START Document excerpt

Peter Krautzberger 
Peter Krautzberger
Manager, MathJax 

"Without mathematics, there’s nothing you can do. Everything around you is mathematics."

Shakuntala Devi

 

Source: xiver/Thinkstock
Source: xiver/Thinkstock

It has always surprised me a little that the web – created at CERN by a trained physicist turned computer scientist – was born without much consideration for math and science. Of course, it isn’t all that surprising since the original HTML lacked more basic things (such as support for tables or images). Either way, people did see the need early on and in 1995 the draft of HTML 3 proposed a <math> tag, adding basic math support in HTML. Unfortunately, HTML 3 was rejected by browser vendors, and its more fortunate successor, HTML 3.2,dropped the <math> tag (among other things). As was the fashion of the time, the <math> tag was turned into a separate XML specification and within a year MathML was born. Problem solved? Not quite.

MathML did turn out to be hugely successful in the XML world. Authoring and conversion tools quickly made MathML easy to create and edit while publishers adopted MathML in their XML workflows. The main reason was that MathML provided a robust, exchangeable, and reusable format for rendering and archiving equational content. However, XML did not succeed as much on the open web and the XML legacy made it difficult to use MathML in HTML itself. This meant that mathematics (and by extension scientific notation) remained a second-class citizen. Surprisingly, MathML did not simply fade away like other web standards, but made a comeback in HTML 5, where we can now use it like any other tag. Problem solved? Not quite.

END Document excerpt
START Information

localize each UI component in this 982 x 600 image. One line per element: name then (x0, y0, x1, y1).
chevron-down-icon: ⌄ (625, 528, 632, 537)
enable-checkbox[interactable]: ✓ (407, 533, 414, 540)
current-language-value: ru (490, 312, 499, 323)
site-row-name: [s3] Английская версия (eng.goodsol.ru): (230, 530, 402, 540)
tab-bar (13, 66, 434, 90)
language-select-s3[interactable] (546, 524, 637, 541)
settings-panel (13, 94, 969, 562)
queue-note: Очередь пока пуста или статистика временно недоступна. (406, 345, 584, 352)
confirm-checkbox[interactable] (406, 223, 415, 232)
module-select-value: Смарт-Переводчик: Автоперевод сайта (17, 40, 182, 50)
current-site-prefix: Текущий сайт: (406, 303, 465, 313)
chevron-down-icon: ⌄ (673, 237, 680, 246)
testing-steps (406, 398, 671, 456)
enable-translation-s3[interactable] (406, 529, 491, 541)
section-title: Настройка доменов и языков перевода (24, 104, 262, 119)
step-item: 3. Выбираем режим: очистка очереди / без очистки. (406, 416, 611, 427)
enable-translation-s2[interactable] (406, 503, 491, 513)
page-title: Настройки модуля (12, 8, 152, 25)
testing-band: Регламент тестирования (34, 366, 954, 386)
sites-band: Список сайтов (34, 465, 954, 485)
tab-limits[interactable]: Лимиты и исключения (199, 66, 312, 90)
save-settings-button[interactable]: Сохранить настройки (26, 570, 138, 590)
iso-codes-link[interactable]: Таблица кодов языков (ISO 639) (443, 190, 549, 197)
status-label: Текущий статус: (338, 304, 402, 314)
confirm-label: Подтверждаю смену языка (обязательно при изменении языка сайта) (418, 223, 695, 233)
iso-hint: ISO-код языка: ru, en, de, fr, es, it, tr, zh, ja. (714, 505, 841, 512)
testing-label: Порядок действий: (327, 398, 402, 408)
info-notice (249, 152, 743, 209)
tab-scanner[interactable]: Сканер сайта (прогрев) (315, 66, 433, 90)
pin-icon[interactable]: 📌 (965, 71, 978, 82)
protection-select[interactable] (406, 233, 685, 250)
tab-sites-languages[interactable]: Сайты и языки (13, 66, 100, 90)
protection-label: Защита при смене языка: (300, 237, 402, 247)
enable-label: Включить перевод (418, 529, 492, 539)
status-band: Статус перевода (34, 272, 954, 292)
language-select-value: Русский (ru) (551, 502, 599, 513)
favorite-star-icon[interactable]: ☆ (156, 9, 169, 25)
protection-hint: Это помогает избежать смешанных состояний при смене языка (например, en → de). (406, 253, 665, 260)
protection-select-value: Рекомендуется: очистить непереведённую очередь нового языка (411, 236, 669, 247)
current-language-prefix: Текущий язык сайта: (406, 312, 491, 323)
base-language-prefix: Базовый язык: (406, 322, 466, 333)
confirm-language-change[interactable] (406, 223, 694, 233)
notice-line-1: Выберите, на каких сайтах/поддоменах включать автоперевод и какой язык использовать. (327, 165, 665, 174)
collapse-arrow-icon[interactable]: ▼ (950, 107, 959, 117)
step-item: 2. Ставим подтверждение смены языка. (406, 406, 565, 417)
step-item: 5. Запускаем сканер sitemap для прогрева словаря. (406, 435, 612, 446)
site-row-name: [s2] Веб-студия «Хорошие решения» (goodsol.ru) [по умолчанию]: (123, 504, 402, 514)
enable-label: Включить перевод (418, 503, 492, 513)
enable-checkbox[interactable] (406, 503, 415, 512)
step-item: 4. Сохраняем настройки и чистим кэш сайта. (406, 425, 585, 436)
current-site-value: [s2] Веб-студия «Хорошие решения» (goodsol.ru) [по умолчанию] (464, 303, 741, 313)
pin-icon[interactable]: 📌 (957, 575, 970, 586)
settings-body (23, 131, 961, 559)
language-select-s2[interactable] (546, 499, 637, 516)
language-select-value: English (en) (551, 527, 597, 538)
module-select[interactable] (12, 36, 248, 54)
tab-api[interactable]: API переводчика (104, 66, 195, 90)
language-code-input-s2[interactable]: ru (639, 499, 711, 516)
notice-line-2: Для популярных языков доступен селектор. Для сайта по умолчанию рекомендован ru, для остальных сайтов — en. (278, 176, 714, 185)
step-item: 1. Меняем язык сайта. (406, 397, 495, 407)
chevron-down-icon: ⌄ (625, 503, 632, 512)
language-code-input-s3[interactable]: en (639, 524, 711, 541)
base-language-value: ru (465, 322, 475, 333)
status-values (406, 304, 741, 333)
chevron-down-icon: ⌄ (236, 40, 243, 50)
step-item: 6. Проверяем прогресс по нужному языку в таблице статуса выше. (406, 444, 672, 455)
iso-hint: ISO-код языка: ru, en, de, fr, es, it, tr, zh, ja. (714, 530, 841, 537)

END Information

* [Required tasks]:
1. According to the passage on math on the web, in what year did the draft of HTML 3 propose a <math> tag?
2. In the passage on math on the web, write out the stretch from "Shakuntala Devi" through "born. Problem solved? Not quite.", replacing "browser vendors" with "standards bodies".

* [Answers for each item]:
1. 1995

2.
Shakuntala Devi

 

Source: xiver/Thinkstock
Source: xiver/Thinkstock

It has always surprised me a little that the web – created at CERN by a trained physicist turned computer scientist – was born without much consideration for math and science. Of course, it isn’t all that surprising since the original HTML lacked more basic things (such as support for tables or images). Either way, people did see the need early on and in 1995 the draft of HTML 3 proposed a <math> tag, adding basic math support in HTML. Unfortunately, HTML 3 was rejected by standards bodies, and its more fortunate successor, HTML 3.2,dropped the <math> tag (among other things). As was the fashion of the time, the <math> tag was turned into a separate XML specification and within a year MathML was born. Problem solved? Not quite.